## Records for the exercise
============================================================

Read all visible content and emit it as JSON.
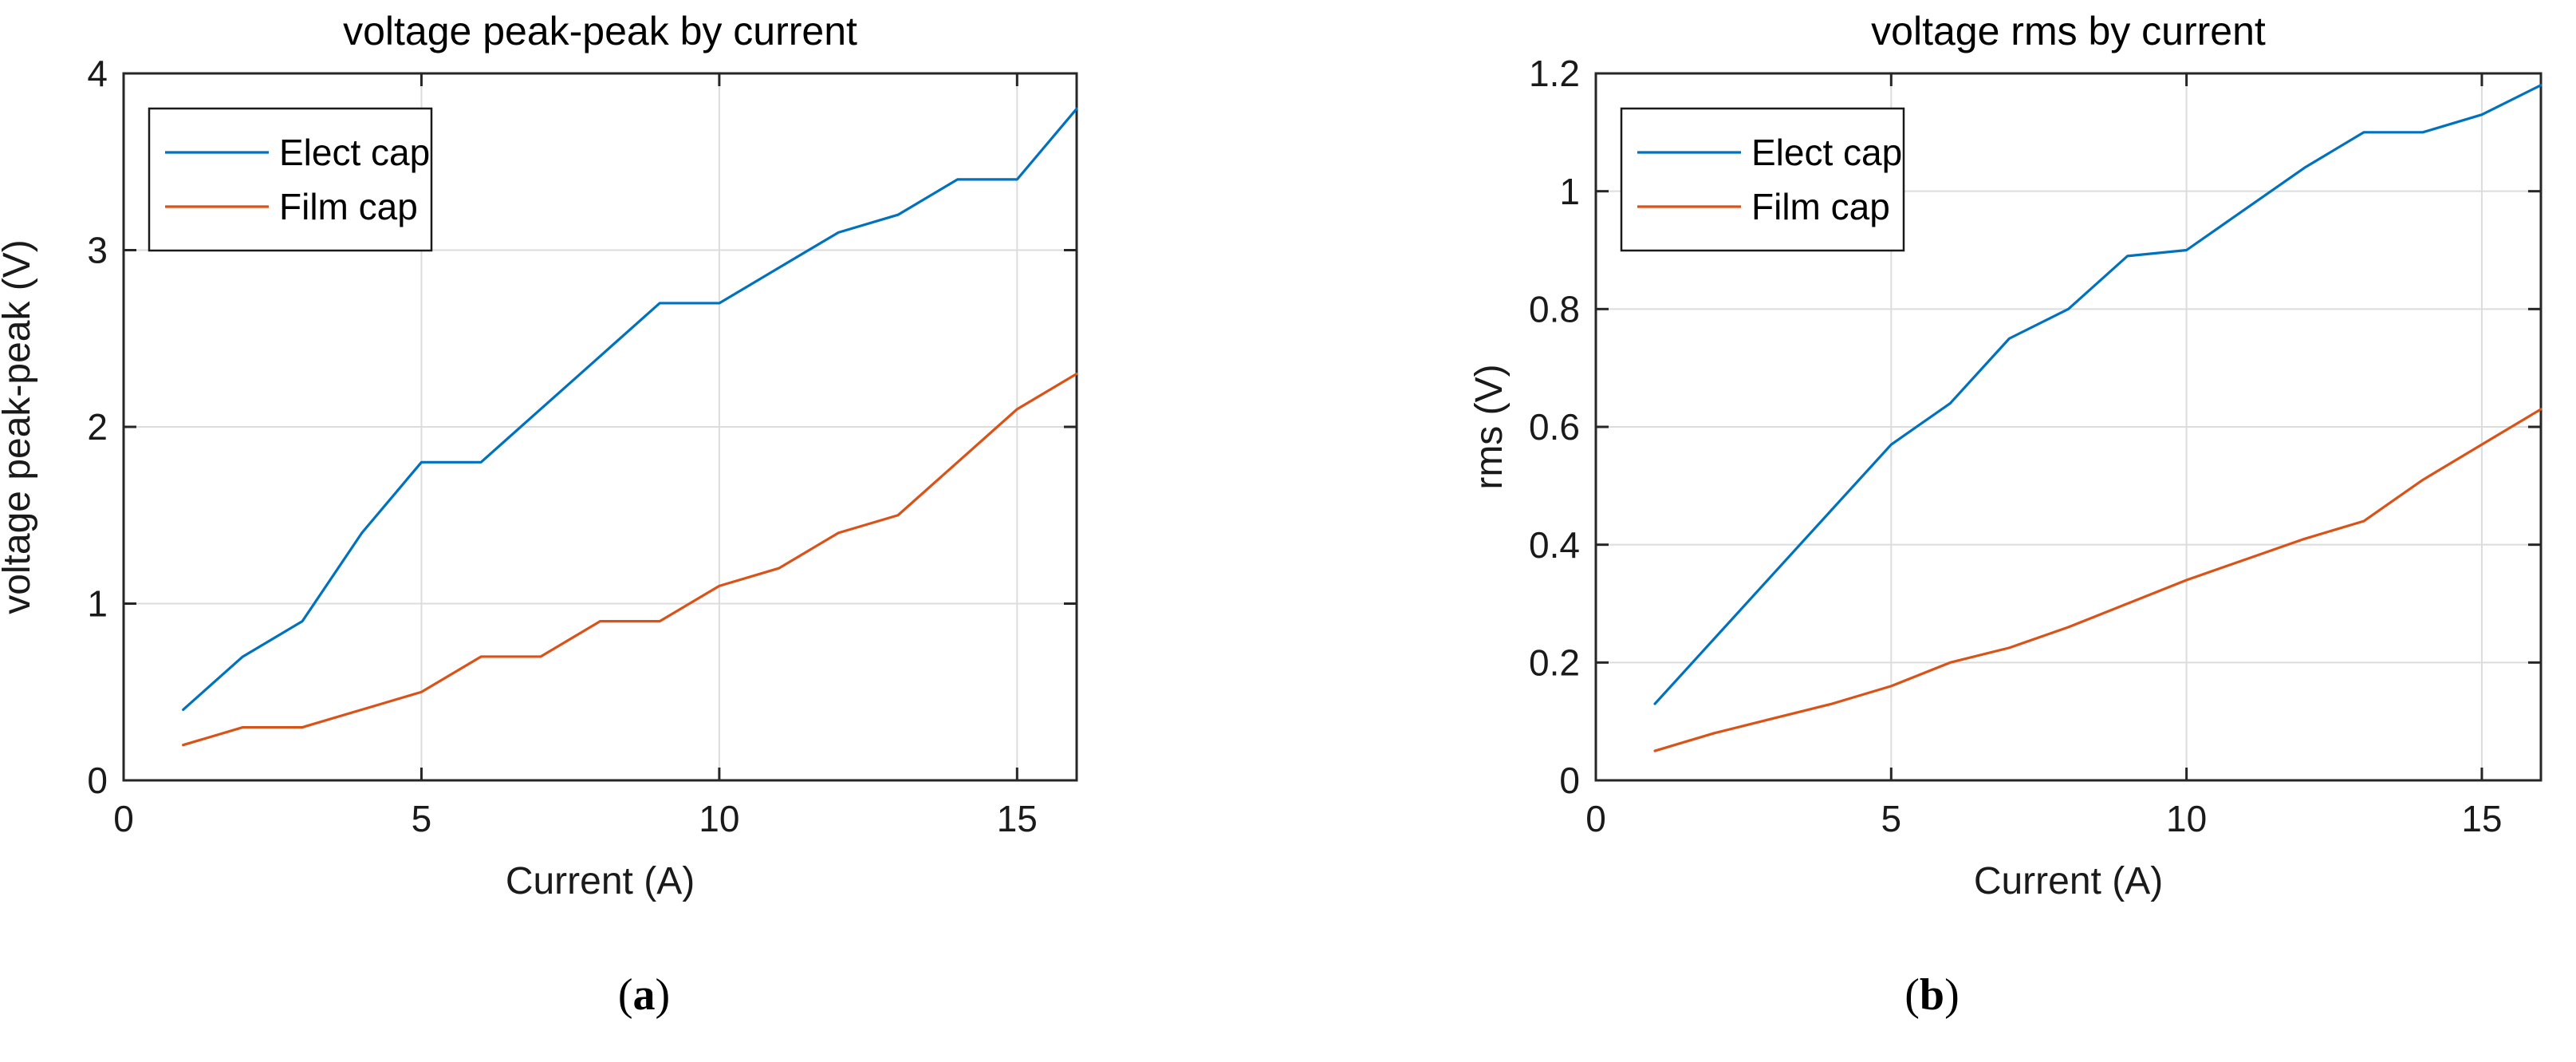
{
  "figure": {
    "background": "#ffffff",
    "axis_color": "#262626",
    "grid_color": "#dcdcdc",
    "text_color": "#1a1a1a"
  },
  "chart_data": [
    {
      "type": "line",
      "title": "voltage peak-peak by current",
      "xlabel": "Current (A)",
      "ylabel": "voltage peak-peak (V)",
      "xlim": [
        0,
        16
      ],
      "ylim": [
        0,
        4
      ],
      "xticks": [
        0,
        5,
        10,
        15
      ],
      "xtick_labels": [
        "0",
        "5",
        "10",
        "15"
      ],
      "yticks": [
        0,
        1,
        2,
        3,
        4
      ],
      "ytick_labels": [
        "0",
        "1",
        "2",
        "3",
        "4"
      ],
      "grid": true,
      "legend_position": "top-left",
      "caption_open": "(",
      "caption_letter": "a",
      "caption_close": ")",
      "x": [
        1,
        2,
        3,
        4,
        5,
        6,
        7,
        8,
        9,
        10,
        11,
        12,
        13,
        14,
        15,
        16
      ],
      "series": [
        {
          "name": "Elect cap",
          "color": "#0072BD",
          "values": [
            0.4,
            0.7,
            0.9,
            1.4,
            1.8,
            1.8,
            2.1,
            2.4,
            2.7,
            2.7,
            2.9,
            3.1,
            3.2,
            3.4,
            3.4,
            3.8
          ]
        },
        {
          "name": "Film cap",
          "color": "#D95319",
          "values": [
            0.2,
            0.3,
            0.3,
            0.4,
            0.5,
            0.7,
            0.7,
            0.9,
            0.9,
            1.1,
            1.2,
            1.4,
            1.5,
            1.8,
            2.1,
            2.3
          ]
        }
      ]
    },
    {
      "type": "line",
      "title": "voltage rms by current",
      "xlabel": "Current (A)",
      "ylabel": "rms (V)",
      "xlim": [
        0,
        16
      ],
      "ylim": [
        0,
        1.2
      ],
      "xticks": [
        0,
        5,
        10,
        15
      ],
      "xtick_labels": [
        "0",
        "5",
        "10",
        "15"
      ],
      "yticks": [
        0,
        0.2,
        0.4,
        0.6,
        0.8,
        1,
        1.2
      ],
      "ytick_labels": [
        "0",
        "0.2",
        "0.4",
        "0.6",
        "0.8",
        "1",
        "1.2"
      ],
      "grid": true,
      "legend_position": "top-left",
      "caption_open": "(",
      "caption_letter": "b",
      "caption_close": ")",
      "x": [
        1,
        2,
        3,
        4,
        5,
        6,
        7,
        8,
        9,
        10,
        11,
        12,
        13,
        14,
        15,
        16
      ],
      "series": [
        {
          "name": "Elect cap",
          "color": "#0072BD",
          "values": [
            0.13,
            0.24,
            0.35,
            0.46,
            0.57,
            0.64,
            0.75,
            0.8,
            0.89,
            0.9,
            0.97,
            1.04,
            1.1,
            1.1,
            1.13,
            1.18
          ]
        },
        {
          "name": "Film cap",
          "color": "#D95319",
          "values": [
            0.05,
            0.08,
            0.105,
            0.13,
            0.16,
            0.2,
            0.225,
            0.26,
            0.3,
            0.34,
            0.375,
            0.41,
            0.44,
            0.51,
            0.57,
            0.63
          ]
        }
      ]
    }
  ]
}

============================================================

## Direction
The pictures should not appear in the copy; every other part of the records above must be returned exactly.

## Answer to the exercise
Read all visible content and emit it as JSON.
{
  "figure": {
    "background": "#ffffff",
    "axis_color": "#262626",
    "grid_color": "#dcdcdc",
    "text_color": "#1a1a1a"
  },
  "chart_data": [
    {
      "type": "line",
      "title": "voltage peak-peak by current",
      "xlabel": "Current (A)",
      "ylabel": "voltage peak-peak (V)",
      "xlim": [
        0,
        16
      ],
      "ylim": [
        0,
        4
      ],
      "xticks": [
        0,
        5,
        10,
        15
      ],
      "xtick_labels": [
        "0",
        "5",
        "10",
        "15"
      ],
      "yticks": [
        0,
        1,
        2,
        3,
        4
      ],
      "ytick_labels": [
        "0",
        "1",
        "2",
        "3",
        "4"
      ],
      "grid": true,
      "legend_position": "top-left",
      "caption_open": "(",
      "caption_letter": "a",
      "caption_close": ")",
      "x": [
        1,
        2,
        3,
        4,
        5,
        6,
        7,
        8,
        9,
        10,
        11,
        12,
        13,
        14,
        15,
        16
      ],
      "series": [
        {
          "name": "Elect cap",
          "color": "#0072BD",
          "values": [
            0.4,
            0.7,
            0.9,
            1.4,
            1.8,
            1.8,
            2.1,
            2.4,
            2.7,
            2.7,
            2.9,
            3.1,
            3.2,
            3.4,
            3.4,
            3.8
          ]
        },
        {
          "name": "Film cap",
          "color": "#D95319",
          "values": [
            0.2,
            0.3,
            0.3,
            0.4,
            0.5,
            0.7,
            0.7,
            0.9,
            0.9,
            1.1,
            1.2,
            1.4,
            1.5,
            1.8,
            2.1,
            2.3
          ]
        }
      ]
    },
    {
      "type": "line",
      "title": "voltage rms by current",
      "xlabel": "Current (A)",
      "ylabel": "rms (V)",
      "xlim": [
        0,
        16
      ],
      "ylim": [
        0,
        1.2
      ],
      "xticks": [
        0,
        5,
        10,
        15
      ],
      "xtick_labels": [
        "0",
        "5",
        "10",
        "15"
      ],
      "yticks": [
        0,
        0.2,
        0.4,
        0.6,
        0.8,
        1,
        1.2
      ],
      "ytick_labels": [
        "0",
        "0.2",
        "0.4",
        "0.6",
        "0.8",
        "1",
        "1.2"
      ],
      "grid": true,
      "legend_position": "top-left",
      "caption_open": "(",
      "caption_letter": "b",
      "caption_close": ")",
      "x": [
        1,
        2,
        3,
        4,
        5,
        6,
        7,
        8,
        9,
        10,
        11,
        12,
        13,
        14,
        15,
        16
      ],
      "series": [
        {
          "name": "Elect cap",
          "color": "#0072BD",
          "values": [
            0.13,
            0.24,
            0.35,
            0.46,
            0.57,
            0.64,
            0.75,
            0.8,
            0.89,
            0.9,
            0.97,
            1.04,
            1.1,
            1.1,
            1.13,
            1.18
          ]
        },
        {
          "name": "Film cap",
          "color": "#D95319",
          "values": [
            0.05,
            0.08,
            0.105,
            0.13,
            0.16,
            0.2,
            0.225,
            0.26,
            0.3,
            0.34,
            0.375,
            0.41,
            0.44,
            0.51,
            0.57,
            0.63
          ]
        }
      ]
    }
  ]
}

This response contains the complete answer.